[start]
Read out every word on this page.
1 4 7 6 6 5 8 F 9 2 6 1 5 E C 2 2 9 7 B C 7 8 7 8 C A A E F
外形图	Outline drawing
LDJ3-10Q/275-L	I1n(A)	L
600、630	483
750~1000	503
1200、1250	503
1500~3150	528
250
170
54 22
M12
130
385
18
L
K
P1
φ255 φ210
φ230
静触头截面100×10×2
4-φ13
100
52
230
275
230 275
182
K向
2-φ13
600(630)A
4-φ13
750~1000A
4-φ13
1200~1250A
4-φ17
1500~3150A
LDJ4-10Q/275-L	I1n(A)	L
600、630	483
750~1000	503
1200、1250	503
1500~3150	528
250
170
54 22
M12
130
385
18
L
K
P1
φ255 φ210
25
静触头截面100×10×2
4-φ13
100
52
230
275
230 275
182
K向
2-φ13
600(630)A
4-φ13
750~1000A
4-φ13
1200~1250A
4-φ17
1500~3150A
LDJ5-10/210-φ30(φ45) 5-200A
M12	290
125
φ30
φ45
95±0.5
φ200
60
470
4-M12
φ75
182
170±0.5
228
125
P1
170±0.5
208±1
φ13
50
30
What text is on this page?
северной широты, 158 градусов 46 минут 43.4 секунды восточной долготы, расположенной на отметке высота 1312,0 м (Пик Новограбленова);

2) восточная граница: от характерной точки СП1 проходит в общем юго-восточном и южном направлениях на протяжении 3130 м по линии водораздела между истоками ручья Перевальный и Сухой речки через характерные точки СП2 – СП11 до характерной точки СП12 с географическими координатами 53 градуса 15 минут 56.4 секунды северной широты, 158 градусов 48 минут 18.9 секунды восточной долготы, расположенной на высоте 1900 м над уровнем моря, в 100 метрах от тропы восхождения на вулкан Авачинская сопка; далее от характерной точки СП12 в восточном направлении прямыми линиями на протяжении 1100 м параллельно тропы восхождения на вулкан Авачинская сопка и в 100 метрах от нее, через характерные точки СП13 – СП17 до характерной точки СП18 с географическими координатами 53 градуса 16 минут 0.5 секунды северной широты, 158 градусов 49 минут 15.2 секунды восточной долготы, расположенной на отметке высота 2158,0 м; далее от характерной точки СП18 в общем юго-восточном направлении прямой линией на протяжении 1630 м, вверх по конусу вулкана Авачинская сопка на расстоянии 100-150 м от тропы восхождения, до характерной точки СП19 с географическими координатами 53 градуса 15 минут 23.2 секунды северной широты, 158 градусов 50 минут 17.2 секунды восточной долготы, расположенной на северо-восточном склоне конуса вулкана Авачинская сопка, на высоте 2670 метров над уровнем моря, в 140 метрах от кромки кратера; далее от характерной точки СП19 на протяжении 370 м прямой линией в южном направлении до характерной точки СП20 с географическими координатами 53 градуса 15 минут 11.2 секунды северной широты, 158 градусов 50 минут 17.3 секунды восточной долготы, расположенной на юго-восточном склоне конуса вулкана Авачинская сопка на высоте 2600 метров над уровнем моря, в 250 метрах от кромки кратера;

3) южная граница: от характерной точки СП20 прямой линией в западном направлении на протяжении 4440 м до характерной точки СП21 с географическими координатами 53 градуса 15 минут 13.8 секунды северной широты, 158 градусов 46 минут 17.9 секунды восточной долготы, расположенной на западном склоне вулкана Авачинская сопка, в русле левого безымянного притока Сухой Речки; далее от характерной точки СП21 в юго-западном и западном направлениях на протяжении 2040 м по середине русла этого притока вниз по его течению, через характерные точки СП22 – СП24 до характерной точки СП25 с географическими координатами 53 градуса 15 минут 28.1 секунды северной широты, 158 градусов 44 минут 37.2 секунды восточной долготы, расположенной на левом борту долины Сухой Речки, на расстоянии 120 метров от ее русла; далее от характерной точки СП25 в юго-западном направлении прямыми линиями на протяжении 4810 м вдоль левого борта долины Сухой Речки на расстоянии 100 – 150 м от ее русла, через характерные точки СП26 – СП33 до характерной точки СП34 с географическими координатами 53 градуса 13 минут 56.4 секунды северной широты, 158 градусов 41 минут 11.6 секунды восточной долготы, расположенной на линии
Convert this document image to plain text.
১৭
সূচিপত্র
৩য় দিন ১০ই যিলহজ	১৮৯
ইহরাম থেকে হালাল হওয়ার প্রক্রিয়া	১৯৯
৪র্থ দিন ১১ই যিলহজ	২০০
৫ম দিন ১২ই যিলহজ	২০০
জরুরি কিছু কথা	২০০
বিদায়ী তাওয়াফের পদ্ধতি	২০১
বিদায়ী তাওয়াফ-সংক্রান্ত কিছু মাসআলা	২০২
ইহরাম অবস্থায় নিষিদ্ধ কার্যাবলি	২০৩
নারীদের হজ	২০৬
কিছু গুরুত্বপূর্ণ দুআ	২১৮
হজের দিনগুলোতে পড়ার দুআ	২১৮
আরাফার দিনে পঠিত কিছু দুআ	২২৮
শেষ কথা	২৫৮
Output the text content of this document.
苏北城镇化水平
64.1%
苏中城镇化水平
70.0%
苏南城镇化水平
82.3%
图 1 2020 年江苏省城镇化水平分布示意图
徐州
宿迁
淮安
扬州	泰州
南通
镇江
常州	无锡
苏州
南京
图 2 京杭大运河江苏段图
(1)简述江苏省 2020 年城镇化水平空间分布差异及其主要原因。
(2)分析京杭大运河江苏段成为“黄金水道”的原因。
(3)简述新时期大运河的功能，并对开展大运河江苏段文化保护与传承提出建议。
[end]
**What you will do**
From the records above, extract every entry exactly as given.

**Complete response**
Read out every word on this page.
1 4 7 6 6 5 8 F 9 2 6 1 5 E C 2 2 9 7 B C 7 8 7 8 C A A E F
外形图	Outline drawing
LDJ3-10Q/275-L	I1n(A)	L
600、630	483
750~1000	503
1200、1250	503
1500~3150	528
250
170
54 22
M12
130
385
18
L
K
P1
φ255 φ210
φ230
静触头截面100×10×2
4-φ13
100
52
230
275
230 275
182
K向
2-φ13
600(630)A
4-φ13
750~1000A
4-φ13
1200~1250A
4-φ17
1500~3150A
LDJ4-10Q/275-L	I1n(A)	L
600、630	483
750~1000	503
1200、1250	503
1500~3150	528
250
170
54 22
M12
130
385
18
L
K
P1
φ255 φ210
25
静触头截面100×10×2
4-φ13
100
52
230
275
230 275
182
K向
2-φ13
600(630)A
4-φ13
750~1000A
4-φ13
1200~1250A
4-φ17
1500~3150A
LDJ5-10/210-φ30(φ45) 5-200A
M12	290
125
φ30
φ45
95±0.5
φ200
60
470
4-M12
φ75
182
170±0.5
228
125
P1
170±0.5
208±1
φ13
50
30
What text is on this page?
северной широты, 158 градусов 46 минут 43.4 секунды восточной долготы, расположенной на отметке высота 1312,0 м (Пик Новограбленова);

2) восточная граница: от характерной точки СП1 проходит в общем юго-восточном и южном направлениях на протяжении 3130 м по линии водораздела между истоками ручья Перевальный и Сухой речки через характерные точки СП2 – СП11 до характерной точки СП12 с географическими координатами 53 градуса 15 минут 56.4 секунды северной широты, 158 градусов 48 минут 18.9 секунды восточной долготы, расположенной на высоте 1900 м над уровнем моря, в 100 метрах от тропы восхождения на вулкан Авачинская сопка; далее от характерной точки СП12 в восточном направлении прямыми линиями на протяжении 1100 м параллельно тропы восхождения на вулкан Авачинская сопка и в 100 метрах от нее, через характерные точки СП13 – СП17 до характерной точки СП18 с географическими координатами 53 градуса 16 минут 0.5 секунды северной широты, 158 градусов 49 минут 15.2 секунды восточной долготы, расположенной на отметке высота 2158,0 м; далее от характерной точки СП18 в общем юго-восточном направлении прямой линией на протяжении 1630 м, вверх по конусу вулкана Авачинская сопка на расстоянии 100-150 м от тропы восхождения, до характерной точки СП19 с географическими координатами 53 градуса 15 минут 23.2 секунды северной широты, 158 градусов 50 минут 17.2 секунды восточной долготы, расположенной на северо-восточном склоне конуса вулкана Авачинская сопка, на высоте 2670 метров над уровнем моря, в 140 метрах от кромки кратера; далее от характерной точки СП19 на протяжении 370 м прямой линией в южном направлении до характерной точки СП20 с географическими координатами 53 градуса 15 минут 11.2 секунды северной широты, 158 градусов 50 минут 17.3 секунды восточной долготы, расположенной на юго-восточном склоне конуса вулкана Авачинская сопка на высоте 2600 метров над уровнем моря, в 250 метрах от кромки кратера;

3) южная граница: от характерной точки СП20 прямой линией в западном направлении на протяжении 4440 м до характерной точки СП21 с географическими координатами 53 градуса 15 минут 13.8 секунды северной широты, 158 градусов 46 минут 17.9 секунды восточной долготы, расположенной на западном склоне вулкана Авачинская сопка, в русле левого безымянного притока Сухой Речки; далее от характерной точки СП21 в юго-западном и западном направлениях на протяжении 2040 м по середине русла этого притока вниз по его течению, через характерные точки СП22 – СП24 до характерной точки СП25 с географическими координатами 53 градуса 15 минут 28.1 секунды северной широты, 158 градусов 44 минут 37.2 секунды восточной долготы, расположенной на левом борту долины Сухой Речки, на расстоянии 120 метров от ее русла; далее от характерной точки СП25 в юго-западном направлении прямыми линиями на протяжении 4810 м вдоль левого борта долины Сухой Речки на расстоянии 100 – 150 м от ее русла, через характерные точки СП26 – СП33 до характерной точки СП34 с географическими координатами 53 градуса 13 минут 56.4 секунды северной широты, 158 градусов 41 минут 11.6 секунды восточной долготы, расположенной на линии
Convert this document image to plain text.
১৭
সূচিপত্র
৩য় দিন ১০ই যিলহজ	১৮৯
ইহরাম থেকে হালাল হওয়ার প্রক্রিয়া	১৯৯
৪র্থ দিন ১১ই যিলহজ	২০০
৫ম দিন ১২ই যিলহজ	২০০
জরুরি কিছু কথা	২০০
বিদায়ী তাওয়াফের পদ্ধতি	২০১
বিদায়ী তাওয়াফ-সংক্রান্ত কিছু মাসআলা	২০২
ইহরাম অবস্থায় নিষিদ্ধ কার্যাবলি	২০৩
নারীদের হজ	২০৬
কিছু গুরুত্বপূর্ণ দুআ	২১৮
হজের দিনগুলোতে পড়ার দুআ	২১৮
আরাফার দিনে পঠিত কিছু দুআ	২২৮
শেষ কথা	২৫৮
Output the text content of this document.
苏北城镇化水平
64.1%
苏中城镇化水平
70.0%
苏南城镇化水平
82.3%
图 1 2020 年江苏省城镇化水平分布示意图
徐州
宿迁
淮安
扬州	泰州
南通
镇江
常州	无锡
苏州
南京
图 2 京杭大运河江苏段图
(1)简述江苏省 2020 年城镇化水平空间分布差异及其主要原因。
(2)分析京杭大运河江苏段成为“黄金水道”的原因。
(3)简述新时期大运河的功能，并对开展大运河江苏段文化保护与传承提出建议。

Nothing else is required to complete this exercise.